*Exercise data:*
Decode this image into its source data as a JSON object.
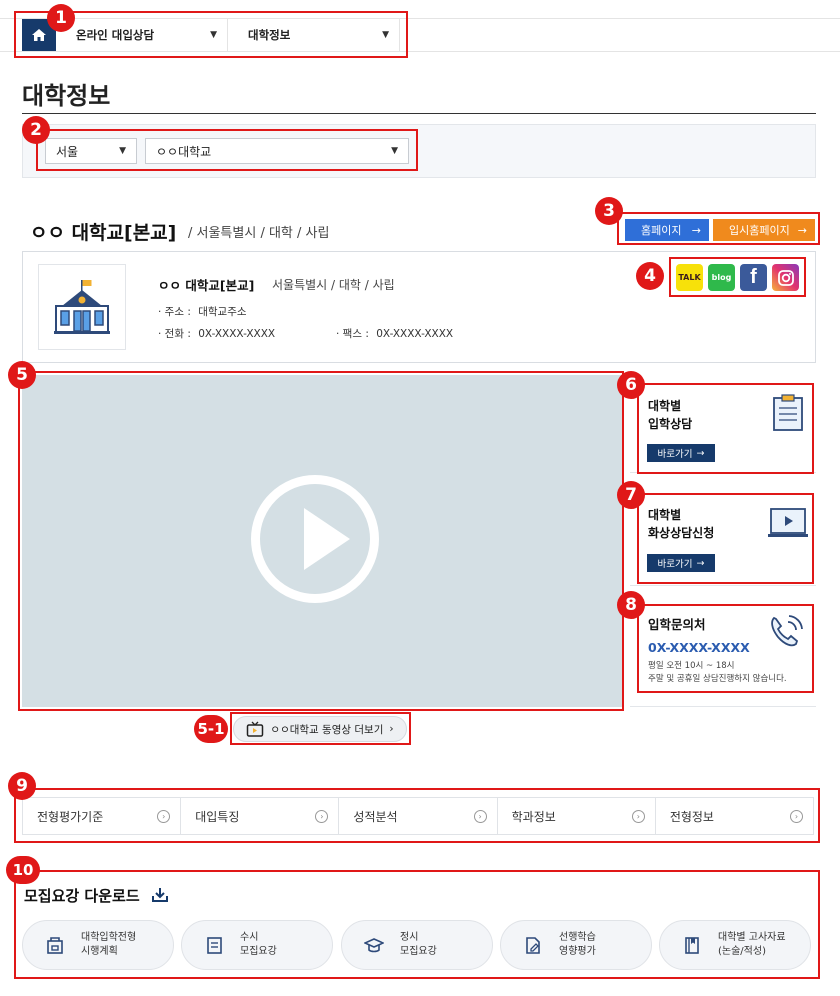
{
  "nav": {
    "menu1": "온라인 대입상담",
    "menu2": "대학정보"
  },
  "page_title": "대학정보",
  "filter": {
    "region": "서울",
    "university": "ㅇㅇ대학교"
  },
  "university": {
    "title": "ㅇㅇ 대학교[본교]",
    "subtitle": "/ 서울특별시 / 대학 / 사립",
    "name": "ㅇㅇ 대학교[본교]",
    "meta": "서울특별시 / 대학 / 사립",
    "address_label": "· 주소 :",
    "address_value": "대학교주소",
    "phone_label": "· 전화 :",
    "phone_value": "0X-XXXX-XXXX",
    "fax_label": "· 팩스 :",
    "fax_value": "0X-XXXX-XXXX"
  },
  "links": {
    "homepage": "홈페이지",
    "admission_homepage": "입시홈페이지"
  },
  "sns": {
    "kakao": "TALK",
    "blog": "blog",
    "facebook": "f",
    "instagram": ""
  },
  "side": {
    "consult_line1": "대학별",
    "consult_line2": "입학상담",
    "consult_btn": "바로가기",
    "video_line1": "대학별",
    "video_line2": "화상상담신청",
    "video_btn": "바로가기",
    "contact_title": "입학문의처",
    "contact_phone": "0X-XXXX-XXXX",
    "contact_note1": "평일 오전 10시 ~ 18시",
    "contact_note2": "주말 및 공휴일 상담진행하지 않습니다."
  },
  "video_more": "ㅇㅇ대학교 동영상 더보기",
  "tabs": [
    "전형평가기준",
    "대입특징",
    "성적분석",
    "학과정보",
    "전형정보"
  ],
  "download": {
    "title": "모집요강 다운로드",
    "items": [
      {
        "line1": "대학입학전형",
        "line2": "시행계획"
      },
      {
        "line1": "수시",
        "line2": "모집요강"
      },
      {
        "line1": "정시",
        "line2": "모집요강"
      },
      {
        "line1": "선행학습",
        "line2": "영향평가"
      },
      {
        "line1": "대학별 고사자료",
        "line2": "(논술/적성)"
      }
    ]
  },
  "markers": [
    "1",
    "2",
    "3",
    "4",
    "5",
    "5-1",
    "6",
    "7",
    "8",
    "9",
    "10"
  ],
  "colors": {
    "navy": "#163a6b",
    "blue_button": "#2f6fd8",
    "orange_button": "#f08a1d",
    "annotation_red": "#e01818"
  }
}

==

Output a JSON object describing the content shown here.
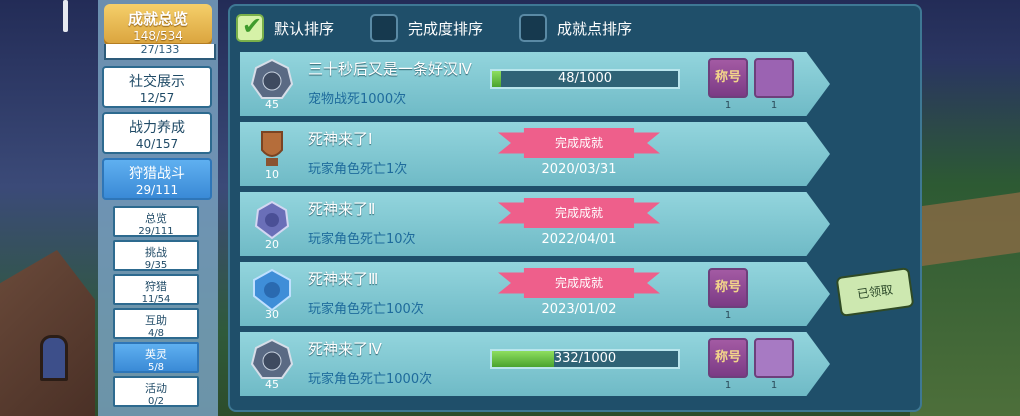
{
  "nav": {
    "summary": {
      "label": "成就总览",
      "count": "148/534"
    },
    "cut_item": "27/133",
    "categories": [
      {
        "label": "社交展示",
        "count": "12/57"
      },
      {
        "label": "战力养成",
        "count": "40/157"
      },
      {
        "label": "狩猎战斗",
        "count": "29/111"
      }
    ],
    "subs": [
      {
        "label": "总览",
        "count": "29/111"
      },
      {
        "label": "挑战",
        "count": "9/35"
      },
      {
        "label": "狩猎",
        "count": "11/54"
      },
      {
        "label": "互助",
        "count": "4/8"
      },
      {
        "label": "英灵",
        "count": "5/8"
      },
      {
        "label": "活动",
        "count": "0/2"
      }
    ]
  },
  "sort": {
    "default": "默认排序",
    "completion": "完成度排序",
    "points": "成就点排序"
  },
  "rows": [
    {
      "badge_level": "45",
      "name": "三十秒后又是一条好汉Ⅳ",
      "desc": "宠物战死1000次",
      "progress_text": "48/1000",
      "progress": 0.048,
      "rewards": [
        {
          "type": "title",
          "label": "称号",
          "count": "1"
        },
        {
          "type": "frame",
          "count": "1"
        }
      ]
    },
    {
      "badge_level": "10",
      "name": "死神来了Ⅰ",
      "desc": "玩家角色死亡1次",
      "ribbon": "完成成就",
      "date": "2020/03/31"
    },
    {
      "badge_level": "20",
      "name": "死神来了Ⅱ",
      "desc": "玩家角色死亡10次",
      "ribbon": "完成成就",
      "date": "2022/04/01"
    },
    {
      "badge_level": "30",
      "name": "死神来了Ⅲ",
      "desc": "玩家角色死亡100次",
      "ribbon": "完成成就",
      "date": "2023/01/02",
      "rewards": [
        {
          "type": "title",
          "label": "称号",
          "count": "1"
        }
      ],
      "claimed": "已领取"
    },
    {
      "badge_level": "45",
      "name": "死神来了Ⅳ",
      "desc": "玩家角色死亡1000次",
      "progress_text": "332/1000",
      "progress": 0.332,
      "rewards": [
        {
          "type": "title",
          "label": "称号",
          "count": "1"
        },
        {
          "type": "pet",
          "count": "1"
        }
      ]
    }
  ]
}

*What is required:* From the entries, copy out each line containing the word "JSON".

*Final answer:*
Decode this image into its source data as a JSON object.
Output a JSON object describing the content shown here.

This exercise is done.